• _EXERCISE_
Extract, word for word, each line from the line holding "Type out the text in this image." through the end of the records. Omit every picture.

— start —

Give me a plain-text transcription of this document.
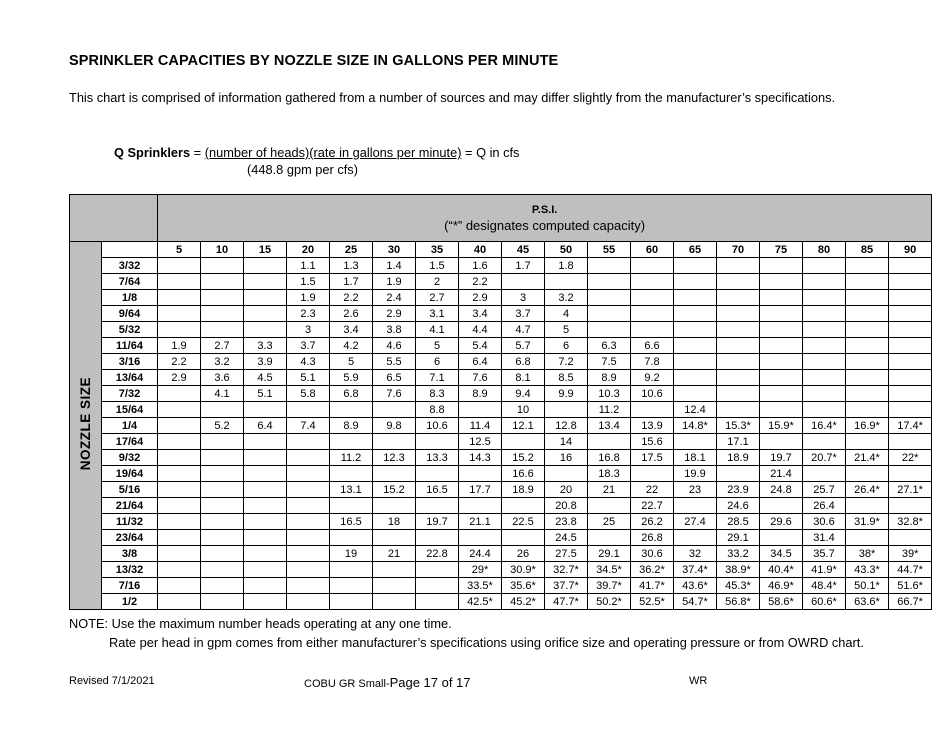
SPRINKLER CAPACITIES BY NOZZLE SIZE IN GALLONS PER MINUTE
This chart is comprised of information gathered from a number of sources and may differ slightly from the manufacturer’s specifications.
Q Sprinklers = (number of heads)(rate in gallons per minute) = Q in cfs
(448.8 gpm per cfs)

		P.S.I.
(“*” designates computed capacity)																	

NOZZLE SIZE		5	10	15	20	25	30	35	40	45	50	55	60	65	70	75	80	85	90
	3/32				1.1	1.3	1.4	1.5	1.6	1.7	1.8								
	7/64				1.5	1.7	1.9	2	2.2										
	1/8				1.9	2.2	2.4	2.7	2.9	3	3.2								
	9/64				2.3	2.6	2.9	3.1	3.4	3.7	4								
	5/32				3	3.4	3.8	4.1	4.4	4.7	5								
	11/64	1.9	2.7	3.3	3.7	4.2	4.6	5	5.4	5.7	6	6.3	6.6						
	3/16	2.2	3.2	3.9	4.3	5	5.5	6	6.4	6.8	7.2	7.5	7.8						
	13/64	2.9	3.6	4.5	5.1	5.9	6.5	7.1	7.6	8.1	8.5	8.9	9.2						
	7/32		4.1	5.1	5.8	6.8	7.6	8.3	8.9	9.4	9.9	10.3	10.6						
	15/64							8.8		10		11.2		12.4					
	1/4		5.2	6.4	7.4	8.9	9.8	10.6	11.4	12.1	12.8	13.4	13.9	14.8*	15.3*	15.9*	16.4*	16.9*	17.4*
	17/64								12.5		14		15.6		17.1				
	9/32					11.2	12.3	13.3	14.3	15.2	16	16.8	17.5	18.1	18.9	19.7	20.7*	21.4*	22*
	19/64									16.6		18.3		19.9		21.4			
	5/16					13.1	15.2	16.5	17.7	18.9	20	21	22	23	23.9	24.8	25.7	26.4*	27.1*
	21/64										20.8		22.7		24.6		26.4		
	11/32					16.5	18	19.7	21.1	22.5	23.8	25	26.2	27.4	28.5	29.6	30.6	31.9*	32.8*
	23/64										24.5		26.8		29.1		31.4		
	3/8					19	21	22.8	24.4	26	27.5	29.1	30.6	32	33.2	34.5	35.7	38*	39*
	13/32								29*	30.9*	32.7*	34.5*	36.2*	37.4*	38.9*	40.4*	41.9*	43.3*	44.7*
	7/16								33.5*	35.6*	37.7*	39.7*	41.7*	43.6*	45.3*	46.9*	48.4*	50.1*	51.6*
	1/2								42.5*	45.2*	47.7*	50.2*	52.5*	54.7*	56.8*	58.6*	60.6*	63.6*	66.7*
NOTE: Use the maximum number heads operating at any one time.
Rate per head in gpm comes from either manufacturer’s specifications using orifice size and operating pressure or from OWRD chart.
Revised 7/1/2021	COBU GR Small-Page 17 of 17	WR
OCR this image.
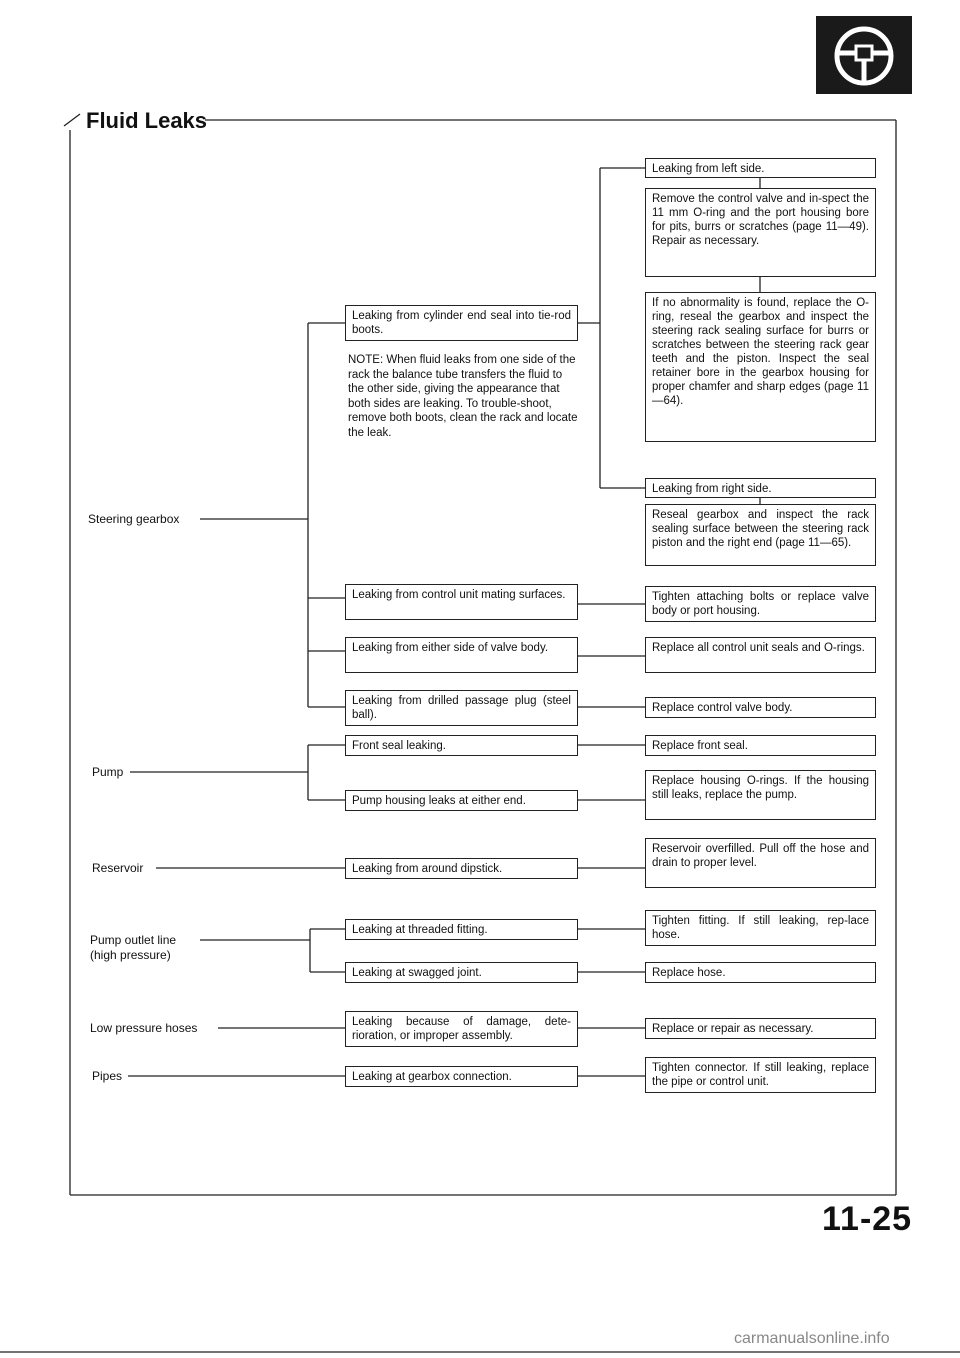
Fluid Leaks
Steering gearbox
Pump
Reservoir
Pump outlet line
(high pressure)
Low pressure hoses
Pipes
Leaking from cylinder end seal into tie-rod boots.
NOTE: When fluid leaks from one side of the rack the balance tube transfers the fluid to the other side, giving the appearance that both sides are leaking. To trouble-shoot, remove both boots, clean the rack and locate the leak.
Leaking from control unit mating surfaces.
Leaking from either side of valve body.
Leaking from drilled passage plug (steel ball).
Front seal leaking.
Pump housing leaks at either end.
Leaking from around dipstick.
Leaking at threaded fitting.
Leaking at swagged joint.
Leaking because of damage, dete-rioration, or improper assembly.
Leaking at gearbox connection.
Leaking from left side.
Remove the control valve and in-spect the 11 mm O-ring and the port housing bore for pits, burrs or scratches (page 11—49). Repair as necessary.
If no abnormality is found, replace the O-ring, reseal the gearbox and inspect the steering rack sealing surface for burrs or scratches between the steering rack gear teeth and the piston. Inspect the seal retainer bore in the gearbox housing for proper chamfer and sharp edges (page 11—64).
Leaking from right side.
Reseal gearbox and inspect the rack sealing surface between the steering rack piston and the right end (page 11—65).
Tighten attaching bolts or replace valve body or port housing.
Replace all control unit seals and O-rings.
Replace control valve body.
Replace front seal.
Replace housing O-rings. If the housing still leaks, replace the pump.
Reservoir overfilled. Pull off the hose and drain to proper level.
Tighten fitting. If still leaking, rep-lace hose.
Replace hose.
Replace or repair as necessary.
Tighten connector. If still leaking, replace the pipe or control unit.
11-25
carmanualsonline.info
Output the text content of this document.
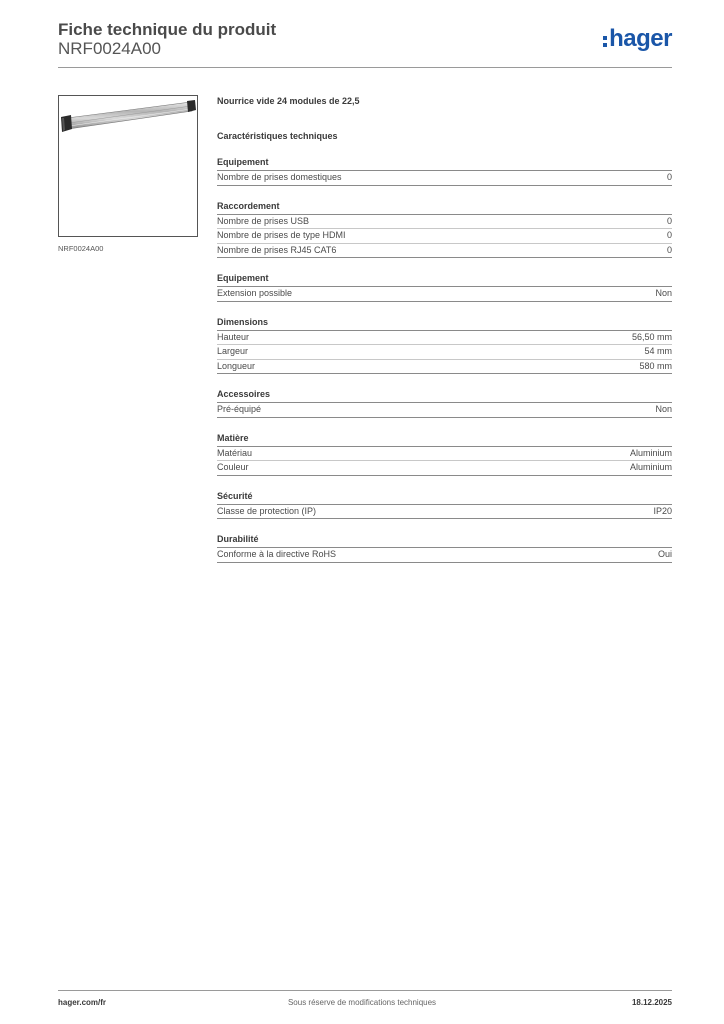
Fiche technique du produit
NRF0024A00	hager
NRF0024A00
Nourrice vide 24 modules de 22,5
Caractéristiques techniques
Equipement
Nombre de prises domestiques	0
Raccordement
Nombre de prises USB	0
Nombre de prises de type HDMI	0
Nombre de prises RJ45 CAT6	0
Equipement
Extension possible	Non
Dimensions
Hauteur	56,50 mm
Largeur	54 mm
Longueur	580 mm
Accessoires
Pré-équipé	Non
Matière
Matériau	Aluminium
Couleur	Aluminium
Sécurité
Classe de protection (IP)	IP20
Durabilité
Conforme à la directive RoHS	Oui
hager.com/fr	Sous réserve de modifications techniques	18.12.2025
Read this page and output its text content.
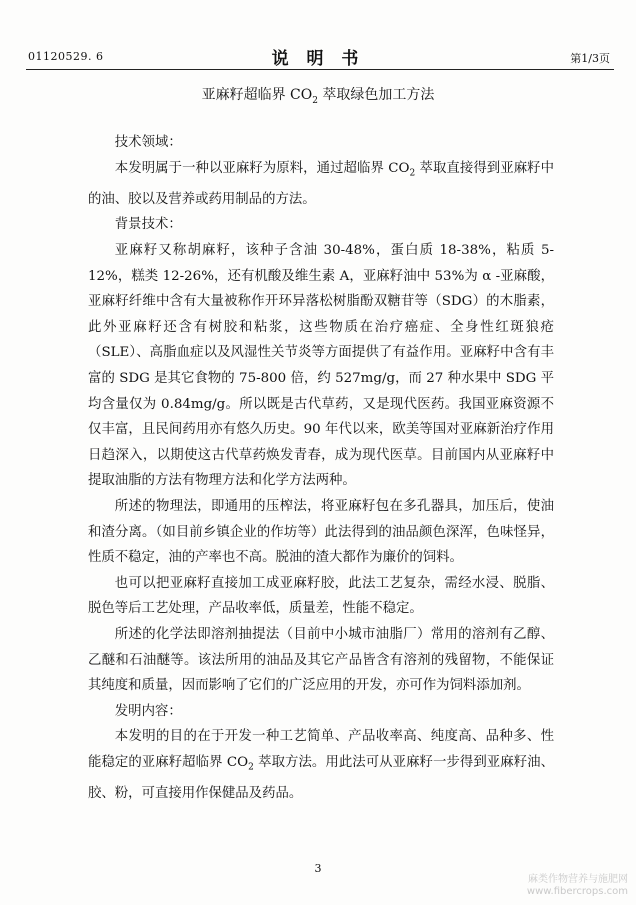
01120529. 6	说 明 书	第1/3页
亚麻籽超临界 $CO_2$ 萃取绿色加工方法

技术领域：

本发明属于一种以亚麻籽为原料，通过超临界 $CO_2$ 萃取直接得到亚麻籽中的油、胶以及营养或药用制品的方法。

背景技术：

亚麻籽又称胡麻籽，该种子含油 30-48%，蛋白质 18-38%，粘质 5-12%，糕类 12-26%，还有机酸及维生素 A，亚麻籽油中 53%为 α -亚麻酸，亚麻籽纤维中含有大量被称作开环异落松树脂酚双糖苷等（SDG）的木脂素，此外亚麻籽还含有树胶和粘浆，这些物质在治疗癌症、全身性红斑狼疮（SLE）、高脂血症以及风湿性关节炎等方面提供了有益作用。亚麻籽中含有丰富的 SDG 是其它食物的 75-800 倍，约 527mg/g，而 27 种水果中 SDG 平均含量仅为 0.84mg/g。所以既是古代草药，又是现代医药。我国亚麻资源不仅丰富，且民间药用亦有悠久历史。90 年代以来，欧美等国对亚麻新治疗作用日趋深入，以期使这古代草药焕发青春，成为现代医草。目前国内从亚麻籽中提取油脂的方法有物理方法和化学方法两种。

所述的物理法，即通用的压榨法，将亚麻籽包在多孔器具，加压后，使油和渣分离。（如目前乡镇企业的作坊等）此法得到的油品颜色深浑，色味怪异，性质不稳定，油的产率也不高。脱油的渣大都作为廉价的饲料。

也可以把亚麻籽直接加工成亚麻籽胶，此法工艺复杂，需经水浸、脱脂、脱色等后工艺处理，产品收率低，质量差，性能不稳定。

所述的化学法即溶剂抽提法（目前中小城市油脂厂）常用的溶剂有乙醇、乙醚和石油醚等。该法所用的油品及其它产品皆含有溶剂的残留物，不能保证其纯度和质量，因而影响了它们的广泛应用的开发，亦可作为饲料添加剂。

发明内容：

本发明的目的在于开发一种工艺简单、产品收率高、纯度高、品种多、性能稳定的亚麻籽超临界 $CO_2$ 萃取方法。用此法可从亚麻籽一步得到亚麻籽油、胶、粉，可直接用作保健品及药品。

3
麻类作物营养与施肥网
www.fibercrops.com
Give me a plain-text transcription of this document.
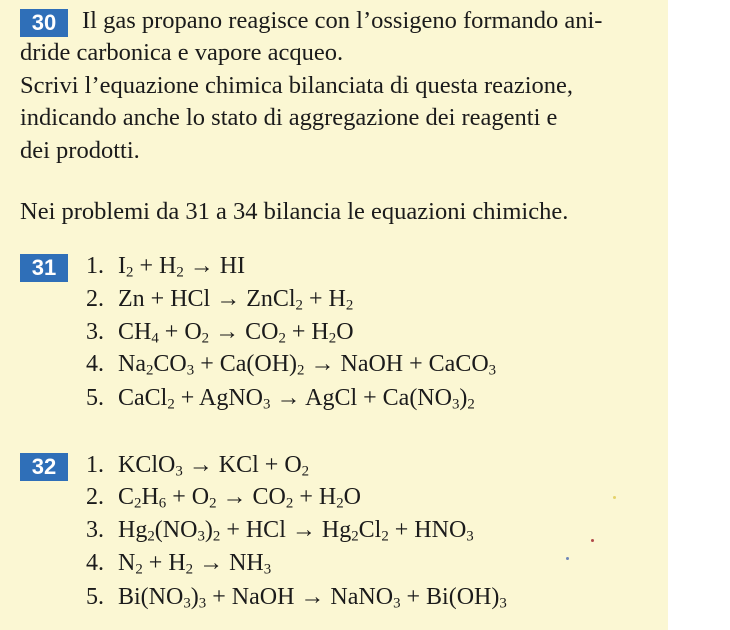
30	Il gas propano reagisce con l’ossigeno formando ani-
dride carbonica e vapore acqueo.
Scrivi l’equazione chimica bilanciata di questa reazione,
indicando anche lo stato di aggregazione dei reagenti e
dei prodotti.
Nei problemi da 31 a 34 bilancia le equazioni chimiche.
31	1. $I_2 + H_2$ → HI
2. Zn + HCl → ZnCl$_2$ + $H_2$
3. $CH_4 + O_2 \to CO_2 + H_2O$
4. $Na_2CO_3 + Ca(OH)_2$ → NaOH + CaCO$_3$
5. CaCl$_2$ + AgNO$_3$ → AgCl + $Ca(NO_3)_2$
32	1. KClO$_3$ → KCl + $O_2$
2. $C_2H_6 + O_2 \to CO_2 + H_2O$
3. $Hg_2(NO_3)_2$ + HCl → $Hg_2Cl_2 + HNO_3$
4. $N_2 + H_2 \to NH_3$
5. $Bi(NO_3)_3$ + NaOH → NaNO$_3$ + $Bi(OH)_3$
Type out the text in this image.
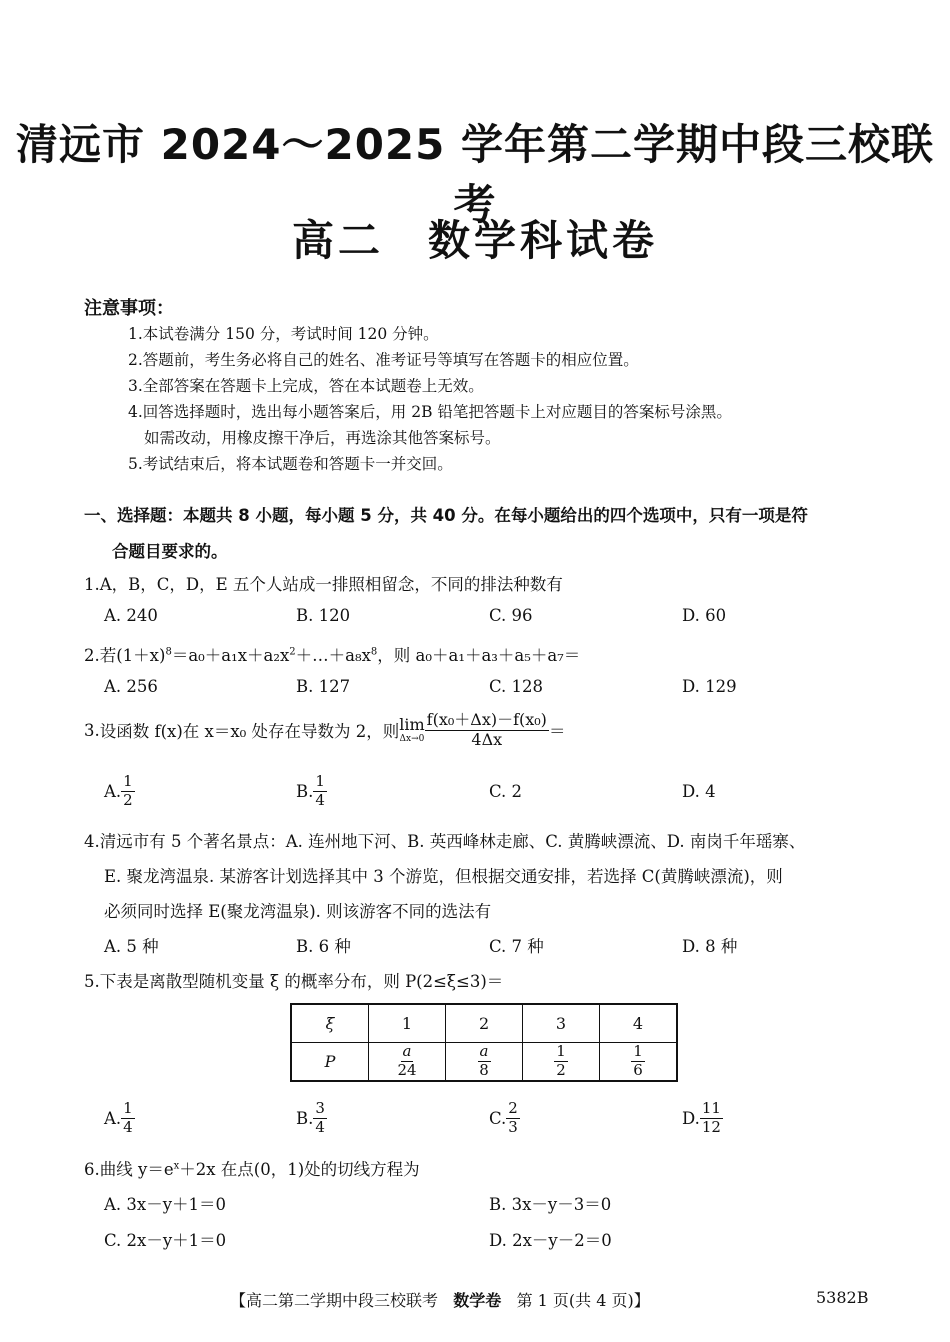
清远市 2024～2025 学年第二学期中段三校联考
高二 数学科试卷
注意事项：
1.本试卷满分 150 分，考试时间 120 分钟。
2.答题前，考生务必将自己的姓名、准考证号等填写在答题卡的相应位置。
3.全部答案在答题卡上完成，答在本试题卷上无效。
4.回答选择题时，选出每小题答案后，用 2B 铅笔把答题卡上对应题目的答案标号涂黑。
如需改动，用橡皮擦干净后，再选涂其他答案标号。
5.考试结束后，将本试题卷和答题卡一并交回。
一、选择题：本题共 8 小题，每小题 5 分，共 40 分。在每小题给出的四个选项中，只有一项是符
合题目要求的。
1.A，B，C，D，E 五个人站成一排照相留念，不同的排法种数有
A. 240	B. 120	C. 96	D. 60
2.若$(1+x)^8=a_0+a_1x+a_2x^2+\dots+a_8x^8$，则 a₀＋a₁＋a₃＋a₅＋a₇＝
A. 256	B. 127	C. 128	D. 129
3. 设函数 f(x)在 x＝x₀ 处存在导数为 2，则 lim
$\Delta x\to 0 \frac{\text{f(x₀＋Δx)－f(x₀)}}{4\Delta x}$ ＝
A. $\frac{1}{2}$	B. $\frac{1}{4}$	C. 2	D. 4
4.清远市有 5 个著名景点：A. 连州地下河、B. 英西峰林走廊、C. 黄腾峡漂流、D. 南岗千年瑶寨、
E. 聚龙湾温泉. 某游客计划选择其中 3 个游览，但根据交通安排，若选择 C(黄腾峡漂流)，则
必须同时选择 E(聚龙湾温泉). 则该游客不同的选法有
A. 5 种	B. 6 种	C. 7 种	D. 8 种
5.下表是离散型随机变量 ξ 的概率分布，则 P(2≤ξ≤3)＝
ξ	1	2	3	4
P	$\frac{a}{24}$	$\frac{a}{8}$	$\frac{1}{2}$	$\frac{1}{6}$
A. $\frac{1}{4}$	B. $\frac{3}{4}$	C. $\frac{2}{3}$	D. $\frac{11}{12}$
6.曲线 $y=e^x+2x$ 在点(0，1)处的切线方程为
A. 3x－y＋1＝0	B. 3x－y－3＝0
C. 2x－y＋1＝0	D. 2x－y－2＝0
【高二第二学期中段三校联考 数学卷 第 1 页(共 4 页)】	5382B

— end —

• _SOLUTION TO THE PROBLEM_
Type out the text in this image.
清远市 2024～2025 学年第二学期中段三校联考
高二 数学科试卷
注意事项：
1.本试卷满分 150 分，考试时间 120 分钟。
2.答题前，考生务必将自己的姓名、准考证号等填写在答题卡的相应位置。
3.全部答案在答题卡上完成，答在本试题卷上无效。
4.回答选择题时，选出每小题答案后，用 2B 铅笔把答题卡上对应题目的答案标号涂黑。
如需改动，用橡皮擦干净后，再选涂其他答案标号。
5.考试结束后，将本试题卷和答题卡一并交回。
一、选择题：本题共 8 小题，每小题 5 分，共 40 分。在每小题给出的四个选项中，只有一项是符
合题目要求的。
1.A，B，C，D，E 五个人站成一排照相留念，不同的排法种数有
A. 240	B. 120	C. 96	D. 60
2.若$(1+x)^8=a_0+a_1x+a_2x^2+\dots+a_8x^8$，则 a₀＋a₁＋a₃＋a₅＋a₇＝
A. 256	B. 127	C. 128	D. 129
3. 设函数 f(x)在 x＝x₀ 处存在导数为 2，则 lim
$\Delta x\to 0 \frac{\text{f(x₀＋Δx)－f(x₀)}}{4\Delta x}$ ＝
A. $\frac{1}{2}$	B. $\frac{1}{4}$	C. 2	D. 4
4.清远市有 5 个著名景点：A. 连州地下河、B. 英西峰林走廊、C. 黄腾峡漂流、D. 南岗千年瑶寨、
E. 聚龙湾温泉. 某游客计划选择其中 3 个游览，但根据交通安排，若选择 C(黄腾峡漂流)，则
必须同时选择 E(聚龙湾温泉). 则该游客不同的选法有
A. 5 种	B. 6 种	C. 7 种	D. 8 种
5.下表是离散型随机变量 ξ 的概率分布，则 P(2≤ξ≤3)＝
ξ	1	2	3	4
P	$\frac{a}{24}$	$\frac{a}{8}$	$\frac{1}{2}$	$\frac{1}{6}$
A. $\frac{1}{4}$	B. $\frac{3}{4}$	C. $\frac{2}{3}$	D. $\frac{11}{12}$
6.曲线 $y=e^x+2x$ 在点(0，1)处的切线方程为
A. 3x－y＋1＝0	B. 3x－y－3＝0
C. 2x－y＋1＝0	D. 2x－y－2＝0
【高二第二学期中段三校联考 数学卷 第 1 页(共 4 页)】	5382B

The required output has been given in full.